▶ Aim of the exercise
In the records below, find each line with the word "Palma" and copy it.

▶ Stored rows
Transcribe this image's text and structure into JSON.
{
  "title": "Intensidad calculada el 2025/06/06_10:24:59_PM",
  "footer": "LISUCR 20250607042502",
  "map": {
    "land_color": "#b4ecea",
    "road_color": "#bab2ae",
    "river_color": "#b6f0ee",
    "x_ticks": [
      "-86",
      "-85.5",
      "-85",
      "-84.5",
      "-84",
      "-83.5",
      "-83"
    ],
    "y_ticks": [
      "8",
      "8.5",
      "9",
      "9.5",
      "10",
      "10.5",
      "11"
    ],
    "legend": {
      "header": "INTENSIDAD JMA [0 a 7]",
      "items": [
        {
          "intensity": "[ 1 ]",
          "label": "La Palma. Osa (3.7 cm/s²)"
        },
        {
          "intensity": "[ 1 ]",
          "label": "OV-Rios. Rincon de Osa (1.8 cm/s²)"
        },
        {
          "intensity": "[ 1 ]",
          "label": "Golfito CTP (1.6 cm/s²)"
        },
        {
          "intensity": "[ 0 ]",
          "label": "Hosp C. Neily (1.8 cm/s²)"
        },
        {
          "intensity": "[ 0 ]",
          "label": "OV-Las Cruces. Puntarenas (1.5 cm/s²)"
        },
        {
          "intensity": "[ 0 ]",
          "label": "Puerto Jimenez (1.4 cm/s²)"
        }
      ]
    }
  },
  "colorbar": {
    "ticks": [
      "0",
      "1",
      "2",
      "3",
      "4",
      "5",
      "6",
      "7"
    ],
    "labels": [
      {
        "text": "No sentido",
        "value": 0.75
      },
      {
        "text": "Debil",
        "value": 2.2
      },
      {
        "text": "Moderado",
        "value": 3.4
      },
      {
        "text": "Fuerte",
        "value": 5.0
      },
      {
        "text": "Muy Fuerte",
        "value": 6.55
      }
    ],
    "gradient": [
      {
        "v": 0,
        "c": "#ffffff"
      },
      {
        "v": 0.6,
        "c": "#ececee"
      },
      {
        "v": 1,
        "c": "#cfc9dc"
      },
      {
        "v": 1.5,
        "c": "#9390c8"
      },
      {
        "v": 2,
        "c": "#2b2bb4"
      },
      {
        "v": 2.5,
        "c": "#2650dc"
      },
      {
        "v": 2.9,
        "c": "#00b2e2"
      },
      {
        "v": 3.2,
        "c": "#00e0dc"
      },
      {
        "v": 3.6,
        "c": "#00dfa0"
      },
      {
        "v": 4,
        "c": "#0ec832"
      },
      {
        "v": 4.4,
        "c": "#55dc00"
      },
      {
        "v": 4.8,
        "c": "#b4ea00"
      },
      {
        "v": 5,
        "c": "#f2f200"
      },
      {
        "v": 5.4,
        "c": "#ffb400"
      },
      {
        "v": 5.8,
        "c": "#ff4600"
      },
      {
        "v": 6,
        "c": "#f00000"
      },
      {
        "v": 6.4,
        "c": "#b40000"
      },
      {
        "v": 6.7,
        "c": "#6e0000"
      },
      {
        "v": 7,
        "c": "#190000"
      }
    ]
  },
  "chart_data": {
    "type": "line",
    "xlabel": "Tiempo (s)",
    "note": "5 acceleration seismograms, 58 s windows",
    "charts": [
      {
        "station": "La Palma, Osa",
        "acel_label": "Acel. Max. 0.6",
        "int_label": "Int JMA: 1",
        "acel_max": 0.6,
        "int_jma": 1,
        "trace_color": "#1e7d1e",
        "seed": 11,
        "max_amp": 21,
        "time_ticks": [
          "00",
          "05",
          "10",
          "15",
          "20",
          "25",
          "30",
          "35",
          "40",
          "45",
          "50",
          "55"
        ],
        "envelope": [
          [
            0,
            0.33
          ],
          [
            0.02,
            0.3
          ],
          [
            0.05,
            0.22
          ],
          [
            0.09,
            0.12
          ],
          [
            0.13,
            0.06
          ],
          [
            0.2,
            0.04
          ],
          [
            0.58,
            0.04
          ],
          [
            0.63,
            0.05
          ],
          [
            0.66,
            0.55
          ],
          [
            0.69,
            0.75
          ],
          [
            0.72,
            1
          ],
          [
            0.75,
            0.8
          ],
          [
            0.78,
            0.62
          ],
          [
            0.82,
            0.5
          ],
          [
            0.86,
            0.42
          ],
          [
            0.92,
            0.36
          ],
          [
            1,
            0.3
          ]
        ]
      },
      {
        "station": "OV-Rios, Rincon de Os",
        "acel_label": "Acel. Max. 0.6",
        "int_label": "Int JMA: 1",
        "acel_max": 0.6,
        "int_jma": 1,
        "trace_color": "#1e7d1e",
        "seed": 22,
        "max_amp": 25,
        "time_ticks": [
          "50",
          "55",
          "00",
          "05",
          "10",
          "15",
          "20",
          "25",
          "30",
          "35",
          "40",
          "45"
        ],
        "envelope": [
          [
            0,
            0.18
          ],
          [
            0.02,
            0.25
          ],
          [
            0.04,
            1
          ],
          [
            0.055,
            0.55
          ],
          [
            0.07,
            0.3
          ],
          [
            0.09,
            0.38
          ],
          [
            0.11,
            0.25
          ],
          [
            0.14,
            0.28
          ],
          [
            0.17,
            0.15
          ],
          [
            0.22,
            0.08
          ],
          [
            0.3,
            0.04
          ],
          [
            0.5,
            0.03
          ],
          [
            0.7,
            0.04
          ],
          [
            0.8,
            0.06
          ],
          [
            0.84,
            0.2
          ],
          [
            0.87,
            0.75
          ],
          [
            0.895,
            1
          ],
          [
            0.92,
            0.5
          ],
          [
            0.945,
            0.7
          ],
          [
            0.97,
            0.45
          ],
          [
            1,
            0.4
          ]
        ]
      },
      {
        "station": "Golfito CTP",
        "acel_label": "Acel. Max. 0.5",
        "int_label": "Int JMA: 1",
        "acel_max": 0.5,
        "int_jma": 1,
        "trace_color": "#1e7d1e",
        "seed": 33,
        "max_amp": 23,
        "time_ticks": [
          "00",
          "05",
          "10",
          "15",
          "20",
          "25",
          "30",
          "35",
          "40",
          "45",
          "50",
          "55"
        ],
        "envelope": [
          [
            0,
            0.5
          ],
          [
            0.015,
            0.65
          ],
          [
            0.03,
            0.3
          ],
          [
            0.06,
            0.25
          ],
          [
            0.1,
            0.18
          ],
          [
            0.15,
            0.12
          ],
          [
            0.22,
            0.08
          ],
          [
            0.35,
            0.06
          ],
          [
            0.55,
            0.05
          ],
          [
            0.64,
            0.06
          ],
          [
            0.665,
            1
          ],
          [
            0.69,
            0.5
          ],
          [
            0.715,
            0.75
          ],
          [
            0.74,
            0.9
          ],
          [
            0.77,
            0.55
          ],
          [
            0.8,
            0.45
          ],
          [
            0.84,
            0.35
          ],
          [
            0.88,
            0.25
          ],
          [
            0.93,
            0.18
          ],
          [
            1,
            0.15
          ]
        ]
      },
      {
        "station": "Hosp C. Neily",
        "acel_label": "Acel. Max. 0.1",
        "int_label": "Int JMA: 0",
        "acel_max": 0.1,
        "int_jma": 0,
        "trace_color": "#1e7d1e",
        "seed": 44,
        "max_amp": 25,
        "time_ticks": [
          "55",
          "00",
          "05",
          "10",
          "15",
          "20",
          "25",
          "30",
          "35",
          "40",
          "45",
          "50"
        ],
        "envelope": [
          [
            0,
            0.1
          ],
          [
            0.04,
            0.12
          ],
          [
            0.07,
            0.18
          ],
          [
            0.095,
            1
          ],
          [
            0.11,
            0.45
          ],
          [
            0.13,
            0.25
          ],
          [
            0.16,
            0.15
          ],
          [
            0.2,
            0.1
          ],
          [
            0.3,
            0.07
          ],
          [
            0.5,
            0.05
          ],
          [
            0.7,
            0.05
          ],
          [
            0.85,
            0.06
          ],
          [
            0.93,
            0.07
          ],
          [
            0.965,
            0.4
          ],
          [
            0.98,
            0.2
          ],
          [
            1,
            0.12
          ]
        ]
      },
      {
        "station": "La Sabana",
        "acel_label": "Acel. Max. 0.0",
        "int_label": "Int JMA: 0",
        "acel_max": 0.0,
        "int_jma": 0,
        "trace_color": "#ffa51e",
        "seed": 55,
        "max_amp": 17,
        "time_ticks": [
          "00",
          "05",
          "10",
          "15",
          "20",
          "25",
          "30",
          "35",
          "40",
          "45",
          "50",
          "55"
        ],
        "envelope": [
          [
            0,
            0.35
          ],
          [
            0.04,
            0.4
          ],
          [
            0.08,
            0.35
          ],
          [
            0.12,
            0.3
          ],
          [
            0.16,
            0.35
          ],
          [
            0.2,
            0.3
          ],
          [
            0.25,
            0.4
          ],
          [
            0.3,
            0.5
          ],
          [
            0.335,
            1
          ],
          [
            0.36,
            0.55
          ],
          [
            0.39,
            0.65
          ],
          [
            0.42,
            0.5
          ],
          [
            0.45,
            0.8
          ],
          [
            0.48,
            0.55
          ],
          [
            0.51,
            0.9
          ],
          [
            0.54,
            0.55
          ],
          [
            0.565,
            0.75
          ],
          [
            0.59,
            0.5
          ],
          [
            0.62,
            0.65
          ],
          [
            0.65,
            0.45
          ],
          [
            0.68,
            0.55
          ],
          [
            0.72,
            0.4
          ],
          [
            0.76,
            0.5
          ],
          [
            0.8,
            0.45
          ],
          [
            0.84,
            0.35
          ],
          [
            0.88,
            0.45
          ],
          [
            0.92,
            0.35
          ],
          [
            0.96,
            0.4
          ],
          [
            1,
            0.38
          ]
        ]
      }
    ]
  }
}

▶ The result
          "label": "La Palma. Osa (3.7 cm/s²)"
        "station": "La Palma, Osa",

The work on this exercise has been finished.